OBJECTIVE →
Below are entries; tally how many lines hold the string "dlon" and answer with only that figure.

Records from a dataset →
▶

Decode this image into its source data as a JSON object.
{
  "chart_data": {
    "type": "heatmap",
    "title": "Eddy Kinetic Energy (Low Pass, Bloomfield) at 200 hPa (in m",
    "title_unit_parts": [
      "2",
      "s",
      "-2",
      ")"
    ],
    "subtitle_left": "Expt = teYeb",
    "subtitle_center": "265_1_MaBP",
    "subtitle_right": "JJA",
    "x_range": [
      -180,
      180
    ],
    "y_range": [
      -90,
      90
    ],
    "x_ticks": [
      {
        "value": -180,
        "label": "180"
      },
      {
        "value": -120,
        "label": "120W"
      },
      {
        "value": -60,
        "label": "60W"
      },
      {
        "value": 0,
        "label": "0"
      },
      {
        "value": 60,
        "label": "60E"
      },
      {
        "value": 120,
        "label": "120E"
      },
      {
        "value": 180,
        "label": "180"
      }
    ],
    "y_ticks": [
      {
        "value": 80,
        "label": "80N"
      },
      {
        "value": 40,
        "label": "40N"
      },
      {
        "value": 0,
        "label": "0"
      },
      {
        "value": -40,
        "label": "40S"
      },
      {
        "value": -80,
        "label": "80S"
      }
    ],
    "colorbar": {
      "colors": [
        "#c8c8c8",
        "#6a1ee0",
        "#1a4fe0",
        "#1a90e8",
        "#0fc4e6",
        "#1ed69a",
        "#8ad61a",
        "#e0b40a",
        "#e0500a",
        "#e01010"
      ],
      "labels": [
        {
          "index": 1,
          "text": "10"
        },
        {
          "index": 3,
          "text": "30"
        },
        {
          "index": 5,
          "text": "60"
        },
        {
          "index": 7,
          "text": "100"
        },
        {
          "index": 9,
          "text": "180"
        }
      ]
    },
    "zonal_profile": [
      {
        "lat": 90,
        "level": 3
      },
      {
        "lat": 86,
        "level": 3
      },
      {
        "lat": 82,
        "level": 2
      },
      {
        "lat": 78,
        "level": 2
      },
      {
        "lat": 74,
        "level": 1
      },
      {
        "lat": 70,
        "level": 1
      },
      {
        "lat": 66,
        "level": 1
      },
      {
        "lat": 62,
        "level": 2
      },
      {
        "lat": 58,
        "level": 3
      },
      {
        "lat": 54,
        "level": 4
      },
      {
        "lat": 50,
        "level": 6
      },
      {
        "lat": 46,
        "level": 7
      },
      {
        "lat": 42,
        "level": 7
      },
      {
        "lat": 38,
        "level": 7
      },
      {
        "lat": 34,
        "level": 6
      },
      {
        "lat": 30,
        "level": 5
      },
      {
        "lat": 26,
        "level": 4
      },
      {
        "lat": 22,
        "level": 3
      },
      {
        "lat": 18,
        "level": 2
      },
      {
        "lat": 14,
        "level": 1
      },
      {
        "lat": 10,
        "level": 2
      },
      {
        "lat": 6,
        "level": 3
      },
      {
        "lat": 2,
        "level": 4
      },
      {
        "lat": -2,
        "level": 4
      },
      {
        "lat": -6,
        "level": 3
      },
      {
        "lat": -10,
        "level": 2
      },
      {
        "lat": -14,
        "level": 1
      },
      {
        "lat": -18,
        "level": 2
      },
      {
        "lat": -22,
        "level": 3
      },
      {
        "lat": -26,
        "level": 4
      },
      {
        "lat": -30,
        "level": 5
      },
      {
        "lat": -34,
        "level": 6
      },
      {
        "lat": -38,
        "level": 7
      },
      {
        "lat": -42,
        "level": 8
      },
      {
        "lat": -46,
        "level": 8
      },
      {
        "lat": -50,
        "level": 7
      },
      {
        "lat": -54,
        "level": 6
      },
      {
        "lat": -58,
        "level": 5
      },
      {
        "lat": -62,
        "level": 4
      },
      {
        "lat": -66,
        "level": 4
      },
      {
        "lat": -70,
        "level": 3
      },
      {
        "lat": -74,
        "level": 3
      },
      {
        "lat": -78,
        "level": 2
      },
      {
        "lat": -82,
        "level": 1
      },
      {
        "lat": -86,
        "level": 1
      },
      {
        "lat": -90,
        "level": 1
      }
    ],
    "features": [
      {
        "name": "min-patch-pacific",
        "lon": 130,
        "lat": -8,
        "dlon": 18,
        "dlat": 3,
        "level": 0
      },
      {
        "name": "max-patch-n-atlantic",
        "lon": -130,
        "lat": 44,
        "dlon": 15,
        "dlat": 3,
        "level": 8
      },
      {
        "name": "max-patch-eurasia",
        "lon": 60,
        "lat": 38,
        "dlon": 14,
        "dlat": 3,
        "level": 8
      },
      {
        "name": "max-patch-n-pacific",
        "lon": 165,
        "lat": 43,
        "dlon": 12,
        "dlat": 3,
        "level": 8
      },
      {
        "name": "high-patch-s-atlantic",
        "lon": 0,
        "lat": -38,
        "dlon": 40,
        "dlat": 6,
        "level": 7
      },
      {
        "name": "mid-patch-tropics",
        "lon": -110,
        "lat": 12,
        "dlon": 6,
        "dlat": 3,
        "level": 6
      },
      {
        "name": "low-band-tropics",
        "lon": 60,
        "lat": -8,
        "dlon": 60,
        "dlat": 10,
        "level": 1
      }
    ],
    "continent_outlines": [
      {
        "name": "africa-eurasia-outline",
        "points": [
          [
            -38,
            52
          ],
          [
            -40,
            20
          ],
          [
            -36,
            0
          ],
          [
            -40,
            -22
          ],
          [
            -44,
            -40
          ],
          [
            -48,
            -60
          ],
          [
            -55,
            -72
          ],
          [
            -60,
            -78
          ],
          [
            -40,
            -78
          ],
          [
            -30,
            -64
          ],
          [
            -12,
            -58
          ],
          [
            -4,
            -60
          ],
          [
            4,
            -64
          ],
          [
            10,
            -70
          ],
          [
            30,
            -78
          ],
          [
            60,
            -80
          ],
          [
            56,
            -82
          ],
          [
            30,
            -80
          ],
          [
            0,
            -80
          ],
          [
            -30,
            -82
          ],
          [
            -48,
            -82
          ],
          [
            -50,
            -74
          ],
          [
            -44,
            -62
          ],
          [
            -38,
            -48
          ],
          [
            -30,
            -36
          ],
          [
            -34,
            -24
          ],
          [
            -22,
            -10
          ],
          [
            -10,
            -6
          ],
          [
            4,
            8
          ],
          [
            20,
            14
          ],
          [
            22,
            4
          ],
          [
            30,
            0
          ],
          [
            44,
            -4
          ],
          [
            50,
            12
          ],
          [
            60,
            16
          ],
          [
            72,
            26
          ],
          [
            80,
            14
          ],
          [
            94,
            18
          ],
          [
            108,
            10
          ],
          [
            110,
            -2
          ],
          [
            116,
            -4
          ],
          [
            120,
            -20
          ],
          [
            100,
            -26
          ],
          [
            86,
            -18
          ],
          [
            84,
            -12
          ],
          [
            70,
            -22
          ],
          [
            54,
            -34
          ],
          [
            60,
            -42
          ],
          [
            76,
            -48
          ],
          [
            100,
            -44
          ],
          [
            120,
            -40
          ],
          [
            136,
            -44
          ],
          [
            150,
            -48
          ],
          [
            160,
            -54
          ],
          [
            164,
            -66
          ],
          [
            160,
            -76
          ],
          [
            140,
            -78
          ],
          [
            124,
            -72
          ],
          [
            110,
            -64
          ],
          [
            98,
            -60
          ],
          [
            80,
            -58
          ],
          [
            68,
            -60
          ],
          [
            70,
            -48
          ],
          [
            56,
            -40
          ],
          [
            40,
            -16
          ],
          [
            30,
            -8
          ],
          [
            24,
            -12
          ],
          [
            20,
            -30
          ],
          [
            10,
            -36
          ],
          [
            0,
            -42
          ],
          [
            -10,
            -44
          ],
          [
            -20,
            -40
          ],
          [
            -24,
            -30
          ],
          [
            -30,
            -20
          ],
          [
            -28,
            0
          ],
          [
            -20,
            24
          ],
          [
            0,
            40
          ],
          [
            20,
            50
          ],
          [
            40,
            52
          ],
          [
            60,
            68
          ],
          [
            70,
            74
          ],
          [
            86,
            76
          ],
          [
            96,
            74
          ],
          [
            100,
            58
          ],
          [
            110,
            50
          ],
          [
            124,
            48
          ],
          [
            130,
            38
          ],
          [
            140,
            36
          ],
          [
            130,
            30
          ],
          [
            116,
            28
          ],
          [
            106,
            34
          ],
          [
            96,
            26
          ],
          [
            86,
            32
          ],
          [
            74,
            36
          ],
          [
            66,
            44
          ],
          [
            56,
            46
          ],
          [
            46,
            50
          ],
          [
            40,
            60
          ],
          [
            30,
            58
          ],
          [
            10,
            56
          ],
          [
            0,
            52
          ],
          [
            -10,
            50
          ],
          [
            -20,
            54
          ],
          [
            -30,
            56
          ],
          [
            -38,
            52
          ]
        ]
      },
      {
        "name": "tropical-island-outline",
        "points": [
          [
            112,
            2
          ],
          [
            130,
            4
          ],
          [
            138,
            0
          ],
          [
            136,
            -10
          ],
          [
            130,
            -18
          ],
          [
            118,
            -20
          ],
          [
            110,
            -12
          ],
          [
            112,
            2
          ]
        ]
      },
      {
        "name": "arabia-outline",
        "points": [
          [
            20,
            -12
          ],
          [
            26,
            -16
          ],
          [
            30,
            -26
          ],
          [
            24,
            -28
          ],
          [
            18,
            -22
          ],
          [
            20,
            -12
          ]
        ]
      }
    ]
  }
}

◀

FINISHED EXERCISE →
7